▶ **GIVEN DATA**:
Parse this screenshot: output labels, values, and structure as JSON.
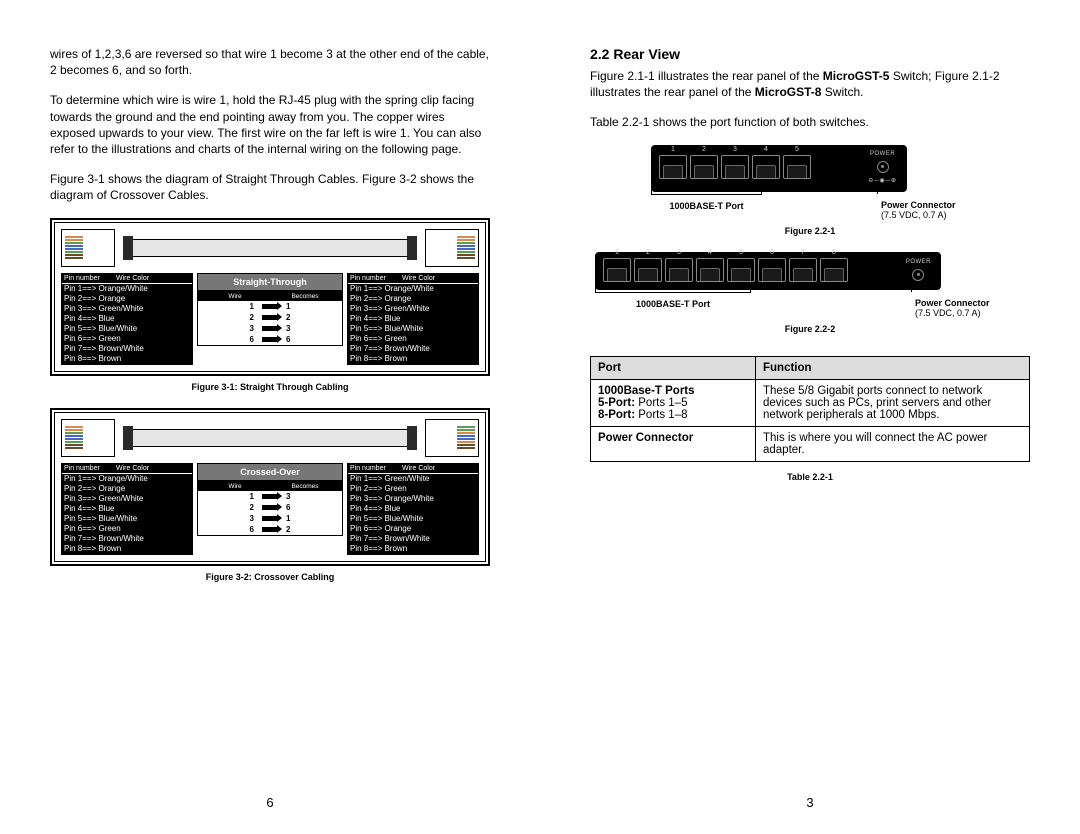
{
  "left": {
    "para1": "wires of 1,2,3,6 are reversed so that wire 1 become 3 at the other end of the cable, 2 becomes 6, and so forth.",
    "para2": "To determine which wire is wire 1, hold the RJ-45 plug with the spring clip facing towards the ground and the end pointing away from you. The copper wires exposed upwards to your view. The first wire on the far left is wire 1. You can also refer to the illustrations and charts of the internal wiring on the following page.",
    "para3": "Figure 3-1 shows the diagram of Straight Through Cables. Figure 3-2 shows the diagram of Crossover Cables.",
    "fig1_caption": "Figure 3-1: Straight Through Cabling",
    "fig2_caption": "Figure 3-2: Crossover Cabling",
    "pin_header_a": "Pin number",
    "pin_header_b": "Wire Color",
    "pins_straight": [
      "Pin 1==>  Orange/White",
      "Pin 2==>  Orange",
      "Pin 3==>  Green/White",
      "Pin 4==>  Blue",
      "Pin 5==>  Blue/White",
      "Pin 6==>  Green",
      "Pin 7==>  Brown/White",
      "Pin 8==>  Brown"
    ],
    "pins_cross_left": [
      "Pin 1==>  Orange/White",
      "Pin 2==>  Orange",
      "Pin 3==>  Green/White",
      "Pin 4==>  Blue",
      "Pin 5==>  Blue/White",
      "Pin 6==>  Green",
      "Pin 7==>  Brown/White",
      "Pin 8==>  Brown"
    ],
    "pins_cross_right": [
      "Pin 1==>  Green/White",
      "Pin 2==>  Green",
      "Pin 3==>  Orange/White",
      "Pin 4==>  Blue",
      "Pin 5==>  Blue/White",
      "Pin 6==>  Orange",
      "Pin 7==>  Brown/White",
      "Pin 8==>  Brown"
    ],
    "center_label_1": "Straight-Through",
    "center_label_2": "Crossed-Over",
    "map_hdr_a": "Wire",
    "map_hdr_b": "Becomes",
    "map_straight": [
      {
        "a": "1",
        "b": "1"
      },
      {
        "a": "2",
        "b": "2"
      },
      {
        "a": "3",
        "b": "3"
      },
      {
        "a": "6",
        "b": "6"
      }
    ],
    "map_cross": [
      {
        "a": "1",
        "b": "3"
      },
      {
        "a": "2",
        "b": "6"
      },
      {
        "a": "3",
        "b": "1"
      },
      {
        "a": "6",
        "b": "2"
      }
    ],
    "pagenum": "6"
  },
  "right": {
    "section_title": "2.2 Rear View",
    "para1_a": "Figure 2.1-1 illustrates the rear panel of the ",
    "para1_b": "MicroGST-5",
    "para1_c": " Switch; Figure 2.1-2 illustrates the rear panel of the ",
    "para1_d": "MicroGST-8",
    "para1_e": " Switch.",
    "para2": "Table 2.2-1 shows the port function of both switches.",
    "callout_ports": "1000BASE-T Port",
    "callout_pwr1": "Power Connector",
    "callout_pwr2": "(7.5 VDC, 0.7 A)",
    "fig221": "Figure 2.2-1",
    "fig222": "Figure 2.2-2",
    "switch_power_label": "POWER",
    "port_nums_5": [
      "1",
      "2",
      "3",
      "4",
      "5"
    ],
    "port_nums_8": [
      "1",
      "2",
      "3",
      "4",
      "5",
      "6",
      "7",
      "8"
    ],
    "table": {
      "h1": "Port",
      "h2": "Function",
      "r1_a": "1000Base-T Ports",
      "r1_b": "5-Port:",
      "r1_b2": " Ports 1–5",
      "r1_c": "8-Port:",
      "r1_c2": " Ports 1–8",
      "r1_func": "These 5/8 Gigabit ports connect to network devices such as PCs, print servers and other network peripherals at 1000 Mbps.",
      "r2_a": "Power Connector",
      "r2_func": "This is where you will connect the AC power adapter.",
      "caption": "Table 2.2-1"
    },
    "pagenum": "3"
  }
}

▶ **TASK BRIEF**: Pictures are not part of the copy; output everything else in the records exactly.

▶ **SOLUTION FOR THIS PROBLEM**:
Parse this screenshot: output labels, values, and structure as JSON.
{
  "left": {
    "para1": "wires of 1,2,3,6 are reversed so that wire 1 become 3 at the other end of the cable, 2 becomes 6, and so forth.",
    "para2": "To determine which wire is wire 1, hold the RJ-45 plug with the spring clip facing towards the ground and the end pointing away from you. The copper wires exposed upwards to your view. The first wire on the far left is wire 1. You can also refer to the illustrations and charts of the internal wiring on the following page.",
    "para3": "Figure 3-1 shows the diagram of Straight Through Cables. Figure 3-2 shows the diagram of Crossover Cables.",
    "fig1_caption": "Figure 3-1: Straight Through Cabling",
    "fig2_caption": "Figure 3-2: Crossover Cabling",
    "pin_header_a": "Pin number",
    "pin_header_b": "Wire Color",
    "pins_straight": [
      "Pin 1==>  Orange/White",
      "Pin 2==>  Orange",
      "Pin 3==>  Green/White",
      "Pin 4==>  Blue",
      "Pin 5==>  Blue/White",
      "Pin 6==>  Green",
      "Pin 7==>  Brown/White",
      "Pin 8==>  Brown"
    ],
    "pins_cross_left": [
      "Pin 1==>  Orange/White",
      "Pin 2==>  Orange",
      "Pin 3==>  Green/White",
      "Pin 4==>  Blue",
      "Pin 5==>  Blue/White",
      "Pin 6==>  Green",
      "Pin 7==>  Brown/White",
      "Pin 8==>  Brown"
    ],
    "pins_cross_right": [
      "Pin 1==>  Green/White",
      "Pin 2==>  Green",
      "Pin 3==>  Orange/White",
      "Pin 4==>  Blue",
      "Pin 5==>  Blue/White",
      "Pin 6==>  Orange",
      "Pin 7==>  Brown/White",
      "Pin 8==>  Brown"
    ],
    "center_label_1": "Straight-Through",
    "center_label_2": "Crossed-Over",
    "map_hdr_a": "Wire",
    "map_hdr_b": "Becomes",
    "map_straight": [
      {
        "a": "1",
        "b": "1"
      },
      {
        "a": "2",
        "b": "2"
      },
      {
        "a": "3",
        "b": "3"
      },
      {
        "a": "6",
        "b": "6"
      }
    ],
    "map_cross": [
      {
        "a": "1",
        "b": "3"
      },
      {
        "a": "2",
        "b": "6"
      },
      {
        "a": "3",
        "b": "1"
      },
      {
        "a": "6",
        "b": "2"
      }
    ],
    "pagenum": "6"
  },
  "right": {
    "section_title": "2.2 Rear View",
    "para1_a": "Figure 2.1-1 illustrates the rear panel of the ",
    "para1_b": "MicroGST-5",
    "para1_c": " Switch; Figure 2.1-2 illustrates the rear panel of the ",
    "para1_d": "MicroGST-8",
    "para1_e": " Switch.",
    "para2": "Table 2.2-1 shows the port function of both switches.",
    "callout_ports": "1000BASE-T Port",
    "callout_pwr1": "Power Connector",
    "callout_pwr2": "(7.5 VDC, 0.7 A)",
    "fig221": "Figure 2.2-1",
    "fig222": "Figure 2.2-2",
    "switch_power_label": "POWER",
    "port_nums_5": [
      "1",
      "2",
      "3",
      "4",
      "5"
    ],
    "port_nums_8": [
      "1",
      "2",
      "3",
      "4",
      "5",
      "6",
      "7",
      "8"
    ],
    "table": {
      "h1": "Port",
      "h2": "Function",
      "r1_a": "1000Base-T Ports",
      "r1_b": "5-Port:",
      "r1_b2": " Ports 1–5",
      "r1_c": "8-Port:",
      "r1_c2": " Ports 1–8",
      "r1_func": "These 5/8 Gigabit ports connect to network devices such as PCs, print servers and other network peripherals at 1000 Mbps.",
      "r2_a": "Power Connector",
      "r2_func": "This is where you will connect the AC power adapter.",
      "caption": "Table 2.2-1"
    },
    "pagenum": "3"
  }
}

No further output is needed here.